---------- Dataset rows ----------

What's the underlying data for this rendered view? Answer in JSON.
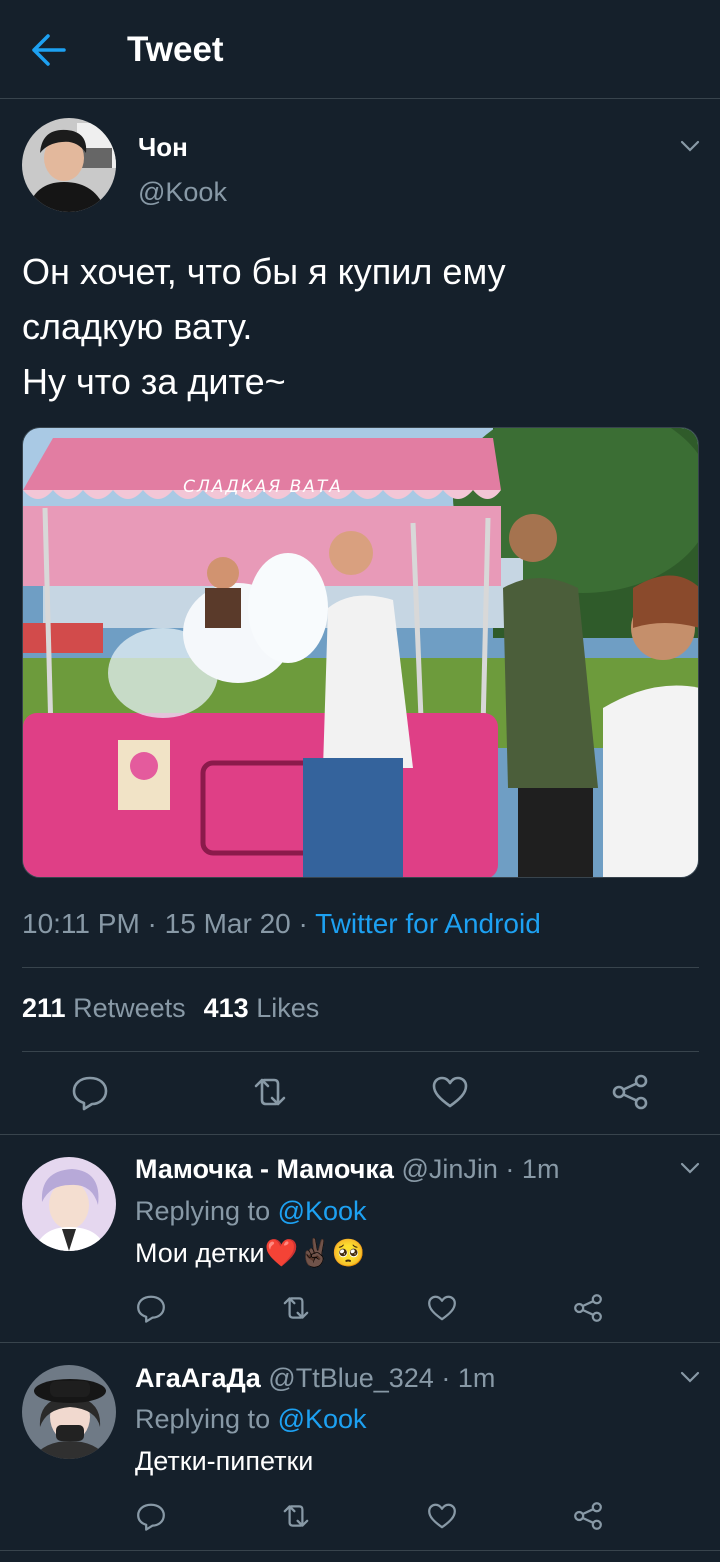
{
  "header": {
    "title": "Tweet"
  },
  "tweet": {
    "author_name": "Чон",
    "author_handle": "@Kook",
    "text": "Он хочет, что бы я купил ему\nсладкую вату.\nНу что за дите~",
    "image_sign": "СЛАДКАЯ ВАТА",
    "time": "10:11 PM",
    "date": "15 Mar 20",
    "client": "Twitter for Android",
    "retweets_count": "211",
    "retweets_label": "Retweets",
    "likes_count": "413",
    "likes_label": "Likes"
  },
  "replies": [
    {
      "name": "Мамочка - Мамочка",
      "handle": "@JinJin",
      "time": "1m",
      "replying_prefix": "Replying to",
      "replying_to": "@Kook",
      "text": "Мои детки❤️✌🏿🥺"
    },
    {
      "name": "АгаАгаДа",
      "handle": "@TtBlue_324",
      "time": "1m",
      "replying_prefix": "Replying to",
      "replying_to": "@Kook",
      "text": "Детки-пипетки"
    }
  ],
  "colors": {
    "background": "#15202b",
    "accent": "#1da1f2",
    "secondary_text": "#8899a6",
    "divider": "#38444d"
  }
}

----------

== To be done ==
Quote every record above exactly, leaving out any pictures.

== Written answer ==
What's the underlying data for this rendered view? Answer in JSON.
{
  "header": {
    "title": "Tweet"
  },
  "tweet": {
    "author_name": "Чон",
    "author_handle": "@Kook",
    "text": "Он хочет, что бы я купил ему\nсладкую вату.\nНу что за дите~",
    "image_sign": "СЛАДКАЯ ВАТА",
    "time": "10:11 PM",
    "date": "15 Mar 20",
    "client": "Twitter for Android",
    "retweets_count": "211",
    "retweets_label": "Retweets",
    "likes_count": "413",
    "likes_label": "Likes"
  },
  "replies": [
    {
      "name": "Мамочка - Мамочка",
      "handle": "@JinJin",
      "time": "1m",
      "replying_prefix": "Replying to",
      "replying_to": "@Kook",
      "text": "Мои детки❤️✌🏿🥺"
    },
    {
      "name": "АгаАгаДа",
      "handle": "@TtBlue_324",
      "time": "1m",
      "replying_prefix": "Replying to",
      "replying_to": "@Kook",
      "text": "Детки-пипетки"
    }
  ],
  "colors": {
    "background": "#15202b",
    "accent": "#1da1f2",
    "secondary_text": "#8899a6",
    "divider": "#38444d"
  }
}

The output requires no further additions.